§ Problem description:
Select, from the material below, each line with "JSON" in it.

§ Dataset records:
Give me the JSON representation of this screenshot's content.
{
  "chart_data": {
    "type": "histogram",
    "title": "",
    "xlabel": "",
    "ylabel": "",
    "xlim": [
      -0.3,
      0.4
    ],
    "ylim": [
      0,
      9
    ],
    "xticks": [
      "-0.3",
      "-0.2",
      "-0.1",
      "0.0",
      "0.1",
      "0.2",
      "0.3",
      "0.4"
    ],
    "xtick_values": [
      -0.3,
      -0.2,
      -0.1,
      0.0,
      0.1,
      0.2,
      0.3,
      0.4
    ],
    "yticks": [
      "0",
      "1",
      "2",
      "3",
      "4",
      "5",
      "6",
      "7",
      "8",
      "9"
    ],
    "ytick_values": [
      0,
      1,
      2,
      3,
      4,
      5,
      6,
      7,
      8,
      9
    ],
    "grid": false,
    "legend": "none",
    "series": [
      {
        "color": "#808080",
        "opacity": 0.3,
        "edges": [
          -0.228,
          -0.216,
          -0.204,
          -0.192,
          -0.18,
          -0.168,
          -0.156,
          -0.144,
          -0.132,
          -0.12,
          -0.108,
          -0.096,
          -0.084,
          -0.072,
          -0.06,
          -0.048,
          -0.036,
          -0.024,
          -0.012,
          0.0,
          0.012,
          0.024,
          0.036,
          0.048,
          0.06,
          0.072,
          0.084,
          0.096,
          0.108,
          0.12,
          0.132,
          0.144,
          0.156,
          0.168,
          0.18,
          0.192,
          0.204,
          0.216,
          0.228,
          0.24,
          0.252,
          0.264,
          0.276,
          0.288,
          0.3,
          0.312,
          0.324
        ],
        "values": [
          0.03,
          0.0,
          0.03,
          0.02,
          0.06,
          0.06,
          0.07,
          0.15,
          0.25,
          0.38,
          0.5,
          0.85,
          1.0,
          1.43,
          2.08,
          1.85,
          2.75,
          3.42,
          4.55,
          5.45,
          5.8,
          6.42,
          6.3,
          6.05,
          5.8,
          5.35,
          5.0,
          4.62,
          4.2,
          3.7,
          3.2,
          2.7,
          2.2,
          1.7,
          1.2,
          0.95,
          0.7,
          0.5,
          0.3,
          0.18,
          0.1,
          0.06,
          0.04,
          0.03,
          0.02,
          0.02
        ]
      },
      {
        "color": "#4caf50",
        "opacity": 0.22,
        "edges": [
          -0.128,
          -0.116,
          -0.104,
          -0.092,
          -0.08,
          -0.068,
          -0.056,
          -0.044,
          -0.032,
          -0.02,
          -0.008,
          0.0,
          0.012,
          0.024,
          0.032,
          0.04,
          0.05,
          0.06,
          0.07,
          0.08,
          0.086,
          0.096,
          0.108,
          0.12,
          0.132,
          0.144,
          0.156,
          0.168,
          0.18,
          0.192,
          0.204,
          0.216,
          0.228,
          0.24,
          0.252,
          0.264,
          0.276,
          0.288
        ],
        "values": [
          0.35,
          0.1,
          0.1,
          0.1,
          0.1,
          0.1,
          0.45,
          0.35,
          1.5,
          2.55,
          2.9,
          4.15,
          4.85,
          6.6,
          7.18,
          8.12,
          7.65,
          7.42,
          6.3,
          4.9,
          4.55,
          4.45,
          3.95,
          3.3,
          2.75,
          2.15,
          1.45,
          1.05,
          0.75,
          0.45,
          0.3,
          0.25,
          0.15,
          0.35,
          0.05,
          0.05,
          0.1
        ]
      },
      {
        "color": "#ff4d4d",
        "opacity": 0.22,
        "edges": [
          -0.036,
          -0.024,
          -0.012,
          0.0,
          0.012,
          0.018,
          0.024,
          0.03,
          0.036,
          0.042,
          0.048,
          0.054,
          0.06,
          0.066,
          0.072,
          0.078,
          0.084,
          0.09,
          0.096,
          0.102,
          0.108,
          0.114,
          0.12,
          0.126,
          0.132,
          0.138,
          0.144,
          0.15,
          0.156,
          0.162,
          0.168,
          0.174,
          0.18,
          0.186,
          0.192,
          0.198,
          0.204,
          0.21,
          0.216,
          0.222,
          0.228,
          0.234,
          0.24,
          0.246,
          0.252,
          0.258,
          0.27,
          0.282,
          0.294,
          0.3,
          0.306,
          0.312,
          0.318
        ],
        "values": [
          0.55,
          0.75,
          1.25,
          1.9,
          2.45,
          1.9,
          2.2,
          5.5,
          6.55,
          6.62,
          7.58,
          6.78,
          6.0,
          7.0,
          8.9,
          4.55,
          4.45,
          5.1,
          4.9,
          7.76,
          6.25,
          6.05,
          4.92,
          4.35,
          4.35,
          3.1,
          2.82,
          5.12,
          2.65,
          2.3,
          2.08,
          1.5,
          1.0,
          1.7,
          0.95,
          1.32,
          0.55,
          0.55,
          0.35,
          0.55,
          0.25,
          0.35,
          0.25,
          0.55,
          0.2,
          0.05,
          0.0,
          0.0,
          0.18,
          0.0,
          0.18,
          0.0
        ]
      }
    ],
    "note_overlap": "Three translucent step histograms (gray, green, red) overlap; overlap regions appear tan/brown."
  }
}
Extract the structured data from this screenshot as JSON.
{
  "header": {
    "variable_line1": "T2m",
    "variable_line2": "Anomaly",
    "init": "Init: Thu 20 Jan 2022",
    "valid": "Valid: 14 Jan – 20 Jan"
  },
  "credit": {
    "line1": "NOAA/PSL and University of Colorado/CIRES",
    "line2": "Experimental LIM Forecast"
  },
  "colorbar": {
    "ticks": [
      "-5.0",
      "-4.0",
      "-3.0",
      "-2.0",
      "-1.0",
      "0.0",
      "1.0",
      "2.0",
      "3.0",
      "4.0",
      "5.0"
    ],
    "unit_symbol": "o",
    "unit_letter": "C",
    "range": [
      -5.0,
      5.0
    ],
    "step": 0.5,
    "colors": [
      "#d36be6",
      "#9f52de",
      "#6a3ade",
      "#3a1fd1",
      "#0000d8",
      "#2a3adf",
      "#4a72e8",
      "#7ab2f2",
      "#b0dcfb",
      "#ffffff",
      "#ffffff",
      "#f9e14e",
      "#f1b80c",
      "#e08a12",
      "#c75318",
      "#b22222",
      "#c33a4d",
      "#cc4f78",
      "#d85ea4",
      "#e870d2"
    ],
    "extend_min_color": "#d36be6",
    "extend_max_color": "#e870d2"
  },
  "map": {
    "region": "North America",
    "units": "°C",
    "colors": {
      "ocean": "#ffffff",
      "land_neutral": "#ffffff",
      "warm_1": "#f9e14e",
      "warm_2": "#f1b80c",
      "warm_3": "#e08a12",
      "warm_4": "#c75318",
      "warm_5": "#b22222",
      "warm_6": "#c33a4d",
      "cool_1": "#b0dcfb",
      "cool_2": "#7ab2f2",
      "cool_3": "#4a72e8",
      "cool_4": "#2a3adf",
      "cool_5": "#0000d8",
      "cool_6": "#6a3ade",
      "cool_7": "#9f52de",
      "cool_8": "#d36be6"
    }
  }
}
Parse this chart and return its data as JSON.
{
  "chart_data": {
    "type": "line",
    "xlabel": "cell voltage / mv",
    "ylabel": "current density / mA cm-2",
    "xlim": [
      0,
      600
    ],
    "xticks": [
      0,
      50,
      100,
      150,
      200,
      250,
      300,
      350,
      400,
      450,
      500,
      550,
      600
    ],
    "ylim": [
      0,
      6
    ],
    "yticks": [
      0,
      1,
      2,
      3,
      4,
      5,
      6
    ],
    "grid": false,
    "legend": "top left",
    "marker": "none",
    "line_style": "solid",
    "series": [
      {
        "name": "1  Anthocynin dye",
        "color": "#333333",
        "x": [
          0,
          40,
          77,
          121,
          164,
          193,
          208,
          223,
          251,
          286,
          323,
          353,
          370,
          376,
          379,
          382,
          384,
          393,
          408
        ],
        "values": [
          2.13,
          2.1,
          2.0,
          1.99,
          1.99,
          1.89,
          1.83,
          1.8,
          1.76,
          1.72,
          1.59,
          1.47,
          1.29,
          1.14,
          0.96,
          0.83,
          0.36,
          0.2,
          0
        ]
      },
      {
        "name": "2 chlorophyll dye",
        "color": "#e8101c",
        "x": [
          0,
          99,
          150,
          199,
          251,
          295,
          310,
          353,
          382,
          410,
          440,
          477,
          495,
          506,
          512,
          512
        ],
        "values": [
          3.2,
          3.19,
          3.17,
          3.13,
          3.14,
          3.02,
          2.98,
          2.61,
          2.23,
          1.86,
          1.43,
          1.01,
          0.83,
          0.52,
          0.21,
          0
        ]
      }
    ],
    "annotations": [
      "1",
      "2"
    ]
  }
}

§ Result below:
Give me the JSON representation of this screenshot's content.
Extract the structured data from this screenshot as JSON.
Parse this chart and return its data as JSON.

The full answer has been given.